*Data*:
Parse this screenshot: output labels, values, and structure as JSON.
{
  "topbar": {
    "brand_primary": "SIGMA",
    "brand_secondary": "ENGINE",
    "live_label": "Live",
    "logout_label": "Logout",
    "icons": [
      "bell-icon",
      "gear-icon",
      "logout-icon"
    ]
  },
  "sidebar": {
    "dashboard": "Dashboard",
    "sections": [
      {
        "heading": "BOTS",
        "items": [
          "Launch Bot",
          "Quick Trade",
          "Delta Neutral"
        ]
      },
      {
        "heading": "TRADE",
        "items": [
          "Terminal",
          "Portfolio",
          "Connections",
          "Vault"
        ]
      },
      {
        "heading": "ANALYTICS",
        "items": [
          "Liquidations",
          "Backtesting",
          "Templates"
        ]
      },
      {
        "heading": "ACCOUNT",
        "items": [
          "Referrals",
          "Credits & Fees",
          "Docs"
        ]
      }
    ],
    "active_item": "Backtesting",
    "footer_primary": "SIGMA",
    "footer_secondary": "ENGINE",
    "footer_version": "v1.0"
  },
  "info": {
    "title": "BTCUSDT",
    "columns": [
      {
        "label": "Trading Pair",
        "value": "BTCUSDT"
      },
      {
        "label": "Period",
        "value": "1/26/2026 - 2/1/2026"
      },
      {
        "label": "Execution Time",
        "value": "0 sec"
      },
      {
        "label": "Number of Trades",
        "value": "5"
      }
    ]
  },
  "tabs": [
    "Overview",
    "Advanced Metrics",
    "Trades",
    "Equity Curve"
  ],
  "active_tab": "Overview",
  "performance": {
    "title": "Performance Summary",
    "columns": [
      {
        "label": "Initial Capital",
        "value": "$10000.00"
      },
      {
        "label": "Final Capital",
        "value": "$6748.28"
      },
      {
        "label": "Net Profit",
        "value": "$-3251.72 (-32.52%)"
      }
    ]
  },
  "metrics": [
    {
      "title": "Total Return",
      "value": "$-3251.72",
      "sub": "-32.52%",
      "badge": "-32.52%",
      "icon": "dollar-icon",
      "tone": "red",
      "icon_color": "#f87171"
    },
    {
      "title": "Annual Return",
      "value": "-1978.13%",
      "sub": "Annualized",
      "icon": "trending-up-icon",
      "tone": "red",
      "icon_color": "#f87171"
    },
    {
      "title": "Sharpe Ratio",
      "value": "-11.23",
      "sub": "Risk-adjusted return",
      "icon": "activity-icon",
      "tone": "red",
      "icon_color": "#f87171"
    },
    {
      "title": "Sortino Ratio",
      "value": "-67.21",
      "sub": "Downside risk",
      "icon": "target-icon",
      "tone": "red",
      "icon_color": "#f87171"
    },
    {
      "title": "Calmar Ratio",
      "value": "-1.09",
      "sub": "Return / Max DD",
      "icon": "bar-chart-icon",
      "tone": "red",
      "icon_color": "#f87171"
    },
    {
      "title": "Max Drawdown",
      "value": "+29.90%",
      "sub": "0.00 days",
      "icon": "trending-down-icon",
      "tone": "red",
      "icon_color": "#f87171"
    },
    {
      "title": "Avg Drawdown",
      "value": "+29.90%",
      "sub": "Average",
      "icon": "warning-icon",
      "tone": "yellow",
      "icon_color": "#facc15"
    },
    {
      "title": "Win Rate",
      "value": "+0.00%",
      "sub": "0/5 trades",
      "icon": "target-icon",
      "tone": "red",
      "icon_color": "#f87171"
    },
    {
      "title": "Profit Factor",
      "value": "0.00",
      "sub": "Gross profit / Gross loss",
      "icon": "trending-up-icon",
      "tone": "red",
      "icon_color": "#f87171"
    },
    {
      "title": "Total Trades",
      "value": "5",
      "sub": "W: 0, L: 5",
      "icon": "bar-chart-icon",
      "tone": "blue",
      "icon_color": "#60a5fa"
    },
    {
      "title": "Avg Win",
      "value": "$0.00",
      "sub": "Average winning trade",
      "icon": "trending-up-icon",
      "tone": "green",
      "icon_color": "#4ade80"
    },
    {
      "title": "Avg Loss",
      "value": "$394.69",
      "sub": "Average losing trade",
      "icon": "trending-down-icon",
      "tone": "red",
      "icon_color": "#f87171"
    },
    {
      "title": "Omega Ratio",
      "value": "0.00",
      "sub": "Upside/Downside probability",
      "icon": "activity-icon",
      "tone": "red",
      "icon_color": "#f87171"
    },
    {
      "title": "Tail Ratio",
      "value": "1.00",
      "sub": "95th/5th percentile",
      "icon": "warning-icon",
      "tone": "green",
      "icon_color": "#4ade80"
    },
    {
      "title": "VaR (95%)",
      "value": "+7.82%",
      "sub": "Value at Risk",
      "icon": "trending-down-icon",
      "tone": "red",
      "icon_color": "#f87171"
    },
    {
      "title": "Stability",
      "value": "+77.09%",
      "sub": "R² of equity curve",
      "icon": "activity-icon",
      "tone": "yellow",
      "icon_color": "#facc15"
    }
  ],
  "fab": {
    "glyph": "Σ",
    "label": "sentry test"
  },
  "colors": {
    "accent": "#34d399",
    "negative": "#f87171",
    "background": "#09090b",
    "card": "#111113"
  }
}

*Task prompt*:
Return the whole listing exactly.

*Complete response*:
Parse this screenshot: output labels, values, and structure as JSON.
{
  "topbar": {
    "brand_primary": "SIGMA",
    "brand_secondary": "ENGINE",
    "live_label": "Live",
    "logout_label": "Logout",
    "icons": [
      "bell-icon",
      "gear-icon",
      "logout-icon"
    ]
  },
  "sidebar": {
    "dashboard": "Dashboard",
    "sections": [
      {
        "heading": "BOTS",
        "items": [
          "Launch Bot",
          "Quick Trade",
          "Delta Neutral"
        ]
      },
      {
        "heading": "TRADE",
        "items": [
          "Terminal",
          "Portfolio",
          "Connections",
          "Vault"
        ]
      },
      {
        "heading": "ANALYTICS",
        "items": [
          "Liquidations",
          "Backtesting",
          "Templates"
        ]
      },
      {
        "heading": "ACCOUNT",
        "items": [
          "Referrals",
          "Credits & Fees",
          "Docs"
        ]
      }
    ],
    "active_item": "Backtesting",
    "footer_primary": "SIGMA",
    "footer_secondary": "ENGINE",
    "footer_version": "v1.0"
  },
  "info": {
    "title": "BTCUSDT",
    "columns": [
      {
        "label": "Trading Pair",
        "value": "BTCUSDT"
      },
      {
        "label": "Period",
        "value": "1/26/2026 - 2/1/2026"
      },
      {
        "label": "Execution Time",
        "value": "0 sec"
      },
      {
        "label": "Number of Trades",
        "value": "5"
      }
    ]
  },
  "tabs": [
    "Overview",
    "Advanced Metrics",
    "Trades",
    "Equity Curve"
  ],
  "active_tab": "Overview",
  "performance": {
    "title": "Performance Summary",
    "columns": [
      {
        "label": "Initial Capital",
        "value": "$10000.00"
      },
      {
        "label": "Final Capital",
        "value": "$6748.28"
      },
      {
        "label": "Net Profit",
        "value": "$-3251.72 (-32.52%)"
      }
    ]
  },
  "metrics": [
    {
      "title": "Total Return",
      "value": "$-3251.72",
      "sub": "-32.52%",
      "badge": "-32.52%",
      "icon": "dollar-icon",
      "tone": "red",
      "icon_color": "#f87171"
    },
    {
      "title": "Annual Return",
      "value": "-1978.13%",
      "sub": "Annualized",
      "icon": "trending-up-icon",
      "tone": "red",
      "icon_color": "#f87171"
    },
    {
      "title": "Sharpe Ratio",
      "value": "-11.23",
      "sub": "Risk-adjusted return",
      "icon": "activity-icon",
      "tone": "red",
      "icon_color": "#f87171"
    },
    {
      "title": "Sortino Ratio",
      "value": "-67.21",
      "sub": "Downside risk",
      "icon": "target-icon",
      "tone": "red",
      "icon_color": "#f87171"
    },
    {
      "title": "Calmar Ratio",
      "value": "-1.09",
      "sub": "Return / Max DD",
      "icon": "bar-chart-icon",
      "tone": "red",
      "icon_color": "#f87171"
    },
    {
      "title": "Max Drawdown",
      "value": "+29.90%",
      "sub": "0.00 days",
      "icon": "trending-down-icon",
      "tone": "red",
      "icon_color": "#f87171"
    },
    {
      "title": "Avg Drawdown",
      "value": "+29.90%",
      "sub": "Average",
      "icon": "warning-icon",
      "tone": "yellow",
      "icon_color": "#facc15"
    },
    {
      "title": "Win Rate",
      "value": "+0.00%",
      "sub": "0/5 trades",
      "icon": "target-icon",
      "tone": "red",
      "icon_color": "#f87171"
    },
    {
      "title": "Profit Factor",
      "value": "0.00",
      "sub": "Gross profit / Gross loss",
      "icon": "trending-up-icon",
      "tone": "red",
      "icon_color": "#f87171"
    },
    {
      "title": "Total Trades",
      "value": "5",
      "sub": "W: 0, L: 5",
      "icon": "bar-chart-icon",
      "tone": "blue",
      "icon_color": "#60a5fa"
    },
    {
      "title": "Avg Win",
      "value": "$0.00",
      "sub": "Average winning trade",
      "icon": "trending-up-icon",
      "tone": "green",
      "icon_color": "#4ade80"
    },
    {
      "title": "Avg Loss",
      "value": "$394.69",
      "sub": "Average losing trade",
      "icon": "trending-down-icon",
      "tone": "red",
      "icon_color": "#f87171"
    },
    {
      "title": "Omega Ratio",
      "value": "0.00",
      "sub": "Upside/Downside probability",
      "icon": "activity-icon",
      "tone": "red",
      "icon_color": "#f87171"
    },
    {
      "title": "Tail Ratio",
      "value": "1.00",
      "sub": "95th/5th percentile",
      "icon": "warning-icon",
      "tone": "green",
      "icon_color": "#4ade80"
    },
    {
      "title": "VaR (95%)",
      "value": "+7.82%",
      "sub": "Value at Risk",
      "icon": "trending-down-icon",
      "tone": "red",
      "icon_color": "#f87171"
    },
    {
      "title": "Stability",
      "value": "+77.09%",
      "sub": "R² of equity curve",
      "icon": "activity-icon",
      "tone": "yellow",
      "icon_color": "#facc15"
    }
  ],
  "fab": {
    "glyph": "Σ",
    "label": "sentry test"
  },
  "colors": {
    "accent": "#34d399",
    "negative": "#f87171",
    "background": "#09090b",
    "card": "#111113"
  }
}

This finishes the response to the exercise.